Reproduce every one of the rows below word for word, keeping each line in its original order.

**** DATASET RECORDS

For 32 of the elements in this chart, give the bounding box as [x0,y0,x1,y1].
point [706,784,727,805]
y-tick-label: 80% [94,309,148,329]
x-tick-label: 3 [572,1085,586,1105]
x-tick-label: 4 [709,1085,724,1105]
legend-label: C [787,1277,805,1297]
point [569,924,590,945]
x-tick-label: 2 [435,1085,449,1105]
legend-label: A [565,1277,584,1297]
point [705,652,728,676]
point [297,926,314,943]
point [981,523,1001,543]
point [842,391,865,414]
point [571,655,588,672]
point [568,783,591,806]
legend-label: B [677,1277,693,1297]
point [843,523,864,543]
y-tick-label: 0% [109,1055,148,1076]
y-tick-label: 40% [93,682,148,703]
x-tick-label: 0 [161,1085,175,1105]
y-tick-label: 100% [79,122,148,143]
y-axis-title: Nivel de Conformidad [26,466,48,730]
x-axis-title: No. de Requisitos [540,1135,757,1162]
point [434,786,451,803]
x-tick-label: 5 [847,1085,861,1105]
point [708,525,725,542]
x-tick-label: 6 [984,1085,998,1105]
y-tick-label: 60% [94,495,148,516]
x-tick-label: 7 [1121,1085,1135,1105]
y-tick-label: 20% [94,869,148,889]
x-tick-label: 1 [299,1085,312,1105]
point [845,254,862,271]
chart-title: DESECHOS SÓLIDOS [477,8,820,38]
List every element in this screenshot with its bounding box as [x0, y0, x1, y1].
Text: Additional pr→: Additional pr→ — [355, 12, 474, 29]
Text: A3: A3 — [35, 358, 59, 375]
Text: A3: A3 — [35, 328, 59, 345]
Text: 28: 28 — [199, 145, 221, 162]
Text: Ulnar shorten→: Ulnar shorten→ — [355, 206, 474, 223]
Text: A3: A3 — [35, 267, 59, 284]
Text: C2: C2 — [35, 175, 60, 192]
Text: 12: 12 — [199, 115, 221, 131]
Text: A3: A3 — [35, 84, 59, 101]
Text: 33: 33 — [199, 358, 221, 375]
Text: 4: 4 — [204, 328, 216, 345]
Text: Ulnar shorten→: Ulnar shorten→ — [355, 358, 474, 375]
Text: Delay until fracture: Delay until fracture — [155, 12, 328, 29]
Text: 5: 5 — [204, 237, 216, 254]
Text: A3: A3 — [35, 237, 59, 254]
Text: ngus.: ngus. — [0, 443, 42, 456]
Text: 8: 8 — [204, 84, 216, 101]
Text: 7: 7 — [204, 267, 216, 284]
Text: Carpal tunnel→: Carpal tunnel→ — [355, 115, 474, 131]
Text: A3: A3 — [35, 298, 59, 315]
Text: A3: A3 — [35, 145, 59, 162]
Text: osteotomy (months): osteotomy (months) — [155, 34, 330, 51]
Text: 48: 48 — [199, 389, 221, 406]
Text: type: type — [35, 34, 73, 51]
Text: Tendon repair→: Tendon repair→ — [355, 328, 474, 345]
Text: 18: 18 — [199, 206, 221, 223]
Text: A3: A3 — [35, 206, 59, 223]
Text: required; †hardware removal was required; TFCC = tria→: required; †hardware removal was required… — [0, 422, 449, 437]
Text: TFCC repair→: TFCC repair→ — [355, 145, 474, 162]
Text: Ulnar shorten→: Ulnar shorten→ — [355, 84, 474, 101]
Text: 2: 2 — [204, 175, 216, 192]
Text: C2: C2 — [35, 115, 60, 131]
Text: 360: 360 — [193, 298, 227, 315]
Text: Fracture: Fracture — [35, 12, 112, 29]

********

## SOLUTION
For 32 of the elements in this chart, give the bounding box as [x0,y0,x1,y1].
point [706,784,727,805]
y-tick-label: 80% [94,309,148,329]
x-tick-label: 3 [572,1085,586,1105]
x-tick-label: 4 [709,1085,724,1105]
legend-label: C [787,1277,805,1297]
point [569,924,590,945]
x-tick-label: 2 [435,1085,449,1105]
legend-label: A [565,1277,584,1297]
point [705,652,728,676]
point [297,926,314,943]
point [981,523,1001,543]
point [842,391,865,414]
point [571,655,588,672]
point [568,783,591,806]
legend-label: B [677,1277,693,1297]
point [843,523,864,543]
y-tick-label: 0% [109,1055,148,1076]
y-tick-label: 40% [93,682,148,703]
x-tick-label: 0 [161,1085,175,1105]
y-tick-label: 100% [79,122,148,143]
y-axis-title: Nivel de Conformidad [26,466,48,730]
x-axis-title: No. de Requisitos [540,1135,757,1162]
point [434,786,451,803]
x-tick-label: 5 [847,1085,861,1105]
point [708,525,725,542]
x-tick-label: 6 [984,1085,998,1105]
y-tick-label: 60% [94,495,148,516]
x-tick-label: 7 [1121,1085,1135,1105]
y-tick-label: 20% [94,869,148,889]
x-tick-label: 1 [299,1085,312,1105]
point [845,254,862,271]
chart-title: DESECHOS SÓLIDOS [477,8,820,38]
List every element in this screenshot with its bounding box as [x0, y0, x1, y1].
Text: Additional pr→: Additional pr→ — [355, 12, 474, 29]
Text: A3: A3 — [35, 358, 59, 375]
Text: A3: A3 — [35, 328, 59, 345]
Text: 28: 28 — [199, 145, 221, 162]
Text: Ulnar shorten→: Ulnar shorten→ — [355, 206, 474, 223]
Text: A3: A3 — [35, 267, 59, 284]
Text: C2: C2 — [35, 175, 60, 192]
Text: 12: 12 — [199, 115, 221, 131]
Text: A3: A3 — [35, 84, 59, 101]
Text: 33: 33 — [199, 358, 221, 375]
Text: 4: 4 — [204, 328, 216, 345]
Text: Ulnar shorten→: Ulnar shorten→ — [355, 358, 474, 375]
Text: Delay until fracture: Delay until fracture — [155, 12, 328, 29]
Text: 5: 5 — [204, 237, 216, 254]
Text: A3: A3 — [35, 237, 59, 254]
Text: ngus.: ngus. — [0, 443, 42, 456]
Text: 8: 8 — [204, 84, 216, 101]
Text: 7: 7 — [204, 267, 216, 284]
Text: Carpal tunnel→: Carpal tunnel→ — [355, 115, 474, 131]
Text: A3: A3 — [35, 298, 59, 315]
Text: A3: A3 — [35, 145, 59, 162]
Text: osteotomy (months): osteotomy (months) — [155, 34, 330, 51]
Text: 48: 48 — [199, 389, 221, 406]
Text: type: type — [35, 34, 73, 51]
Text: Tendon repair→: Tendon repair→ — [355, 328, 474, 345]
Text: 18: 18 — [199, 206, 221, 223]
Text: A3: A3 — [35, 206, 59, 223]
Text: required; †hardware removal was required; TFCC = tria→: required; †hardware removal was required… — [0, 422, 449, 437]
Text: TFCC repair→: TFCC repair→ — [355, 145, 474, 162]
Text: Ulnar shorten→: Ulnar shorten→ — [355, 84, 474, 101]
Text: 2: 2 — [204, 175, 216, 192]
Text: C2: C2 — [35, 115, 60, 131]
Text: 360: 360 — [193, 298, 227, 315]
Text: Fracture: Fracture — [35, 12, 112, 29]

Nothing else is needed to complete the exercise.